▸ CONSEGNA 1
Restituisci senza modifiche il tratto dell'estratto sulla Resistenza genovese che va da "[3] Paolo Rossi" fino a "Luigi Accame (n.1903).".
▸ CONSEGNA 2
Rispondi per favore a queste domande sull'estratto sulla Resistenza genovese:
(a) Fino a quale località arrivarono i due nel tentativo di passare le linee dopo l'8 settembre?
(b) In che anno uscì il libro di Renzo Baccino citato?
(c) Quale nome di battaglia aveva Franco Antolini?
***** ESTRATTO TESTO *****
Canevari E tu in particolare, allora ragazzo, mi hai svegliato a mezzanotte passata per dirmi “È caduto Mussolini. T’è adesciu, t’è adesciu?”. “È caduto Mussolini” (quasi bisbigliando; nda), per uno come noi che… Allora abbiamo cominciato.
Gibì avevate aspettato quell’ora per 20 anni o quasi. Avevate collegamenti con antifascisti genovesi, amici di un po’ di tutte le tendenze. Dopo l’8 settembre c’è stato tentativo tuo assieme a me di passare le linee, siamo arrivati fino a Penne di Piedimonte, in quel di Pescara. Lì abbiamo avuto le notizie dello sfacelo della situazione politica a Sud e abbiamo deciso di tornare indietro e poi, verso la metà-fine di settembre del ’43 è cominciata la costituzione degli organismi della Resistenza. A quel punto, siccome tu eri uno degli esponenti conosciuti dell’antifascismo genovese hai avuto l’incarico di entrare nel Comitato militare del Comitato di liberazione, come indipendente e come ufficiale, per il prestigio che veniva dalla tua esperienza militare e per il grado perché avevi fatto la Scuola di stato maggiore e quindi possedevi…
Canevari …meno ignoranza degli altri. Nel libro di Baccino… Renzo Baccino, “Contributo alla storia della resistenza di Genova”, edito dall’ISRL nel 1955 [1] ci sono i nomi. Ricordo Antolini, Raimondo, Dante Bruzzone [2], e per il Partito d’azione uno di nome Rapuzzi; era colonnello anche lui ma me l’ha detto subito “Io non me ne posso occupare”.
[…]NOTE

[1] Renzo Baccino, “Contributo alla storia della resistenza di Genova”, edito dall’ISRL nel 1955.

[2] Franco Antolini (nome di battaglia Furlini, n. 1907), comunista; Enrico Raimondo (Leonardi, n.1897), democristiano; Dante Bruzzone (Ciravegna, n.1895), socialista.

[3] Paolo Rossi (n.1900), avvocato, genero dell’industriale Attilio Bagnara e figlio di Francesco Rossi (n.1863, avvocato, socialista, deputato per tre legislature dal 1919 al 1926 e poi membro della Consulta nazionale dal 1945 al 1946), a sua volta militante socialista in gioventù e più tardi deputato socialdemocratico dal 1948 al 1968.

[4] Francesco Manzitti (Marchetti, n.1908), liberale; Luigi Accame (n.1903).

[5] Calegari chiede a Canevari di alzare la voce e lui fa la scenetta: “Ah ma questo (il registratore) sente! Ma è un segreto, bisogna cancellare i segreti…” – ridiamo.
***** CONTENUTO DATI *****
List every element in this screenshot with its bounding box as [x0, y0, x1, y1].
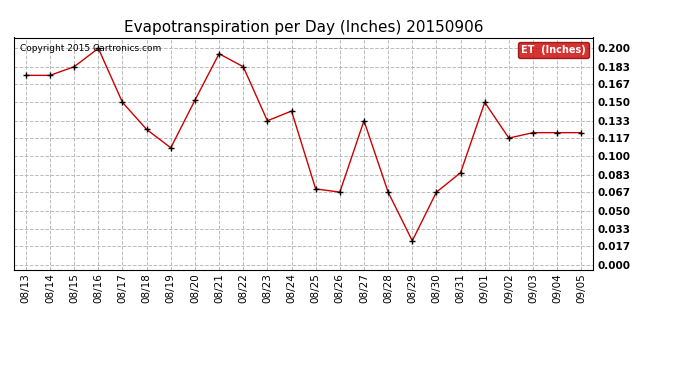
Legend: ET  (Inches): ET (Inches) [518, 42, 589, 58]
Title: Evapotranspiration per Day (Inches) 20150906: Evapotranspiration per Day (Inches) 2015… [124, 20, 484, 35]
Text: Copyright 2015 Cartronics.com: Copyright 2015 Cartronics.com [19, 45, 161, 54]
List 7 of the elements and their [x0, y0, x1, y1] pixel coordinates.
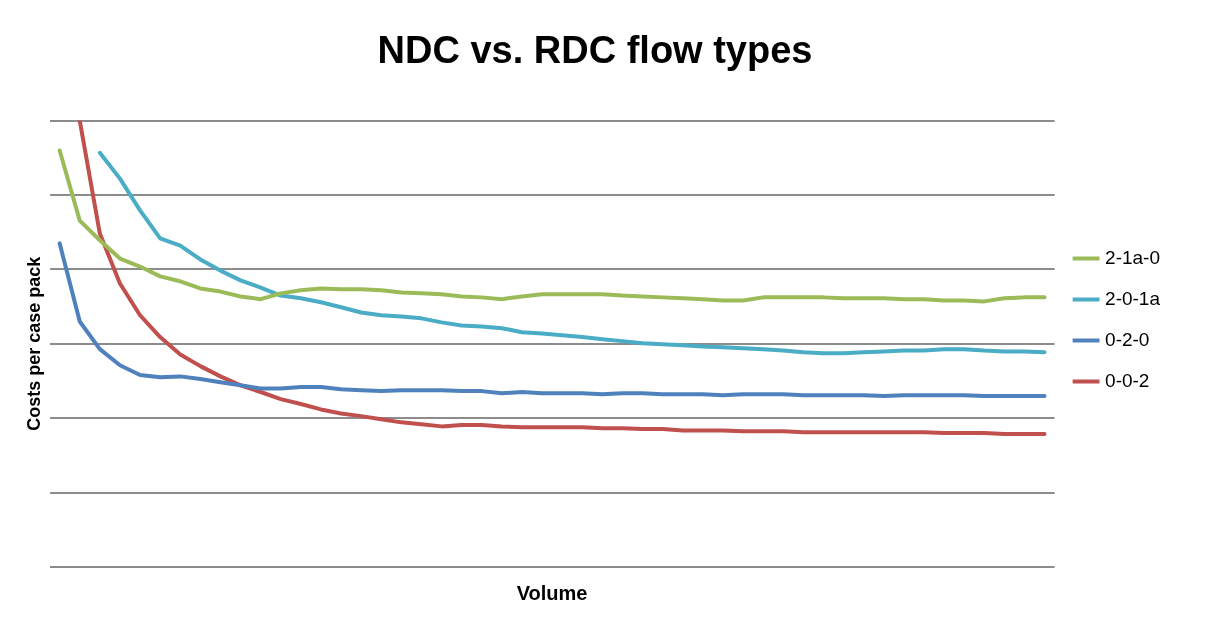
legend-label: 2-1a-0: [1105, 246, 1160, 268]
legend-label: 0-0-2: [1105, 369, 1150, 391]
x-axis-title: Volume: [516, 581, 588, 604]
chart-title: NDC vs. RDC flow types: [377, 29, 813, 72]
y-axis-title: Costs per case pack: [23, 255, 44, 431]
legend-label: 2-0-1a: [1105, 287, 1161, 309]
legend-label: 0-2-0: [1105, 328, 1150, 350]
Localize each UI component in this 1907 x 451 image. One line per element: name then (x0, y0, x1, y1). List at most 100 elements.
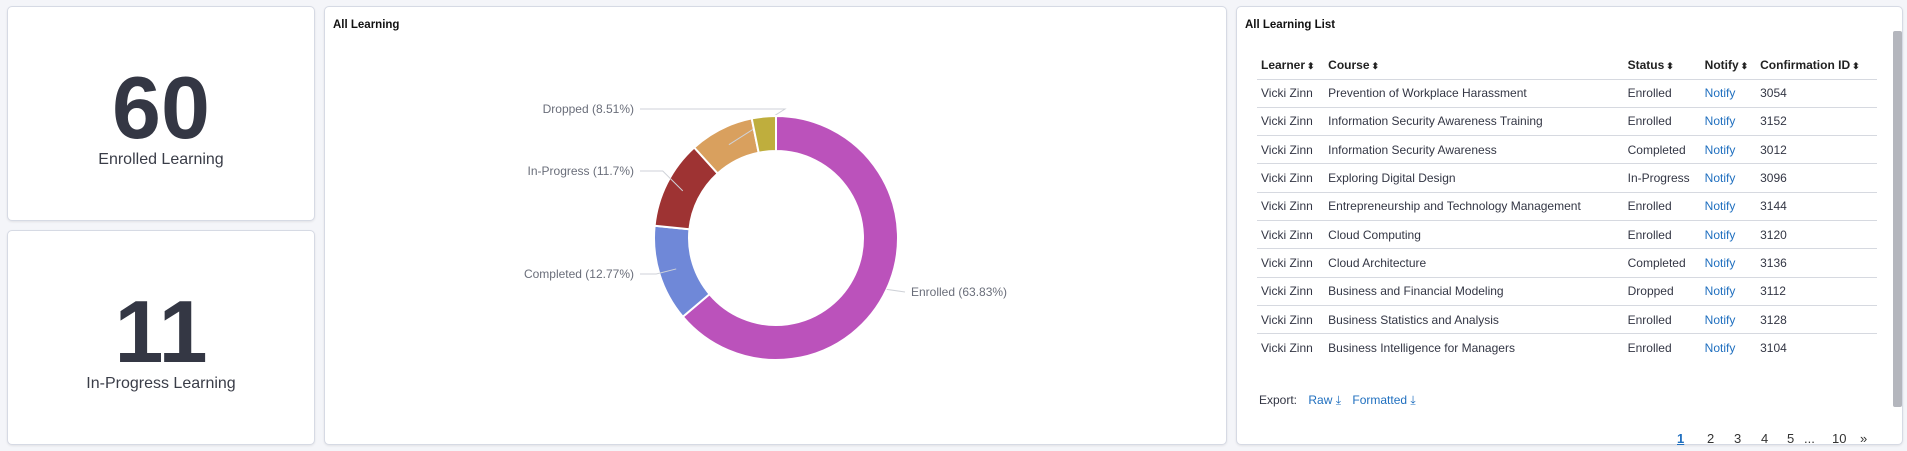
learning-table: Learner ⬍ Course ⬍ Status ⬍ Notify ⬍ Confirmatio… (1257, 51, 1877, 362)
notify-link[interactable]: Notify (1704, 341, 1736, 356)
table-cell: Enrolled (1623, 192, 1701, 221)
table-cell: 3120 (1756, 220, 1877, 250)
table-row: Vicki Zinn Prevention of Workplace Harass… (1257, 79, 1877, 108)
sort-icon: ⬍ (1852, 60, 1860, 71)
notify-link[interactable]: Notify (1700, 277, 1757, 306)
sort-icon: ⬍ (1371, 60, 1380, 71)
next-page-button[interactable]: » (1860, 431, 1868, 446)
table-cell: Dropped (1623, 277, 1701, 306)
table-cell: 3144 (1756, 192, 1877, 221)
notify-link[interactable]: Notify (1700, 248, 1757, 278)
kpi-label: In-Progress Learning (86, 375, 236, 392)
table-cell: Vicki Zinn (1257, 248, 1325, 278)
donut-slice[interactable] (681, 114, 899, 361)
notify-link[interactable]: Notify (1700, 192, 1757, 221)
page-1[interactable]: 1 (1677, 431, 1685, 446)
table-cell: Vicki Zinn (1257, 135, 1325, 165)
table-cell: Enrolled (1623, 220, 1701, 250)
page-10[interactable]: 10 (1832, 431, 1847, 446)
column-header[interactable]: Confirmation ID ⬍ (1756, 51, 1877, 80)
donut-chart: Enrolled (63.83%) Completed (12.77%) In-Pr… (524, 102, 1007, 361)
column-label: Notify (1704, 57, 1739, 72)
column-header[interactable]: Learner ⬍ (1257, 51, 1325, 80)
table-cell: Prevention of Workplace Harassment (1324, 79, 1624, 108)
export-raw-link[interactable]: Raw ⤓ (1308, 393, 1341, 407)
scrollbar[interactable] (1893, 31, 1902, 407)
table-cell: Exploring Digital Design (1324, 163, 1624, 193)
export-label: Export: (1259, 393, 1298, 407)
table-cell: Entrepreneurship and Technology Manageme… (1324, 192, 1624, 221)
table-cell: Enrolled (1627, 341, 1672, 356)
table-cell: 3152 (1756, 107, 1877, 137)
notify-link[interactable]: Notify (1700, 220, 1757, 250)
column-header[interactable]: Course ⬍ (1324, 51, 1624, 80)
table-cell: 3012 (1756, 135, 1877, 165)
table-cell: Enrolled (1623, 107, 1701, 137)
kpi-value: 60 (112, 58, 210, 157)
page-2[interactable]: 2 (1707, 431, 1715, 446)
notify-link[interactable]: Notify (1700, 305, 1757, 335)
download-icon: ⤓ (1410, 393, 1416, 407)
column-header[interactable]: Status ⬍ (1623, 51, 1701, 80)
export-formatted-label: Formatted (1352, 393, 1408, 407)
table-cell: Vicki Zinn (1257, 192, 1325, 221)
table-row: Vicki Zinn Business Statistics and Analys… (1257, 305, 1877, 335)
table-row: Vicki Zinn Information Security Awareness… (1257, 135, 1877, 165)
table-cell: 3128 (1756, 305, 1877, 335)
column-label: Confirmation ID (1760, 57, 1851, 72)
notify-link[interactable]: Notify (1700, 163, 1757, 193)
slice-label: In-Progress (11.7%) (528, 164, 634, 178)
label-leader-line (886, 288, 906, 293)
column-label: Course (1328, 57, 1370, 72)
table-cell: Cloud Architecture (1324, 248, 1624, 278)
export-formatted-link[interactable]: Formatted ⤓ (1352, 393, 1415, 407)
table-cell: 3096 (1756, 163, 1877, 193)
column-header[interactable]: Notify ⬍ (1700, 51, 1757, 80)
notify-link[interactable]: Notify (1700, 107, 1757, 137)
notify-link[interactable]: Notify (1700, 135, 1757, 165)
notify-link[interactable]: Notify (1700, 79, 1757, 108)
donut-slice[interactable] (750, 114, 777, 154)
table-cell: In-Progress (1623, 163, 1701, 193)
table-cell: Completed (1623, 248, 1701, 278)
table-row: Vicki Zinn Information Security Awareness… (1257, 107, 1877, 137)
table-cell: Business and Financial Modeling (1324, 277, 1624, 306)
export-raw-label: Raw (1308, 393, 1333, 407)
label-leader-line (640, 170, 684, 192)
sort-icon: ⬍ (1307, 60, 1315, 71)
sort-icon: ⬍ (1666, 60, 1674, 71)
page-3[interactable]: 3 (1734, 431, 1742, 446)
label-leader-line (640, 268, 677, 275)
table-cell: Completed (1623, 135, 1701, 165)
download-icon: ⤓ (1335, 393, 1342, 407)
slice-label: Enrolled (63.83%) (911, 285, 1007, 299)
kpi-enrolled-card: 60 Enrolled Learning (7, 6, 315, 221)
panel-title: All Learning (333, 19, 400, 31)
table-cell: Business Intelligence for Managers (1328, 341, 1515, 356)
kpi-label: Enrolled Learning (98, 151, 224, 168)
column-label: Learner (1261, 57, 1306, 72)
page-4[interactable]: 4 (1761, 431, 1769, 446)
page-5[interactable]: 5 (1787, 431, 1795, 446)
table-cell: Cloud Computing (1324, 220, 1624, 250)
sort-icon: ⬍ (1740, 60, 1749, 71)
table-cell: Enrolled (1623, 79, 1701, 108)
table-cell: Vicki Zinn (1261, 341, 1313, 356)
table-cell: Vicki Zinn (1257, 220, 1325, 250)
table-row: Vicki Zinn Cloud Architecture Completed Not… (1257, 248, 1877, 278)
table-cell: Information Security Awareness Training (1324, 107, 1624, 137)
panel-title: All Learning List (1245, 19, 1336, 31)
table-cell: 3136 (1756, 248, 1877, 278)
table-cell: Information Security Awareness (1324, 135, 1624, 165)
table-cell: 3112 (1756, 277, 1877, 306)
pagination-ellipsis: ... (1804, 431, 1815, 446)
table-row: Vicki Zinn Business and Financial Modelin… (1257, 277, 1877, 306)
all-learning-panel: All Learning Enrolled (63.83%) Completed … (324, 6, 1227, 445)
table-row: Vicki Zinn Exploring Digital Design In-Pro… (1257, 163, 1877, 193)
kpi-value: 11 (114, 282, 208, 381)
slice-label: Dropped (8.51%) (543, 102, 634, 116)
table-cell: Vicki Zinn (1257, 305, 1325, 335)
table-cell: Business Statistics and Analysis (1324, 305, 1624, 335)
table-cell: Vicki Zinn (1257, 79, 1325, 108)
table-row: Vicki Zinn Cloud Computing Enrolled Notify 3… (1257, 220, 1877, 250)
*****
▸ RISPOSTA 1
[3] Paolo Rossi (n.1900), avvocato, genero dell’industriale Attilio Bagnara e figlio di Francesco Rossi (n.1863, avvocato, socialista, deputato per tre legislature dal 1919 al 1926 e poi membro della Consulta nazionale dal 1945 al 1946), a sua volta militante socialista in gioventù e più tardi deputato socialdemocratico dal 1948 al 1968.

[4] Francesco Manzitti (Marchetti, n.1908), liberale; Luigi Accame (n.1903).

▸ RISPOSTA 2
(a) Fino a Penne di Piedimonte, in quel di Pescara.
(b) Nel 1955.
(c) Furlini.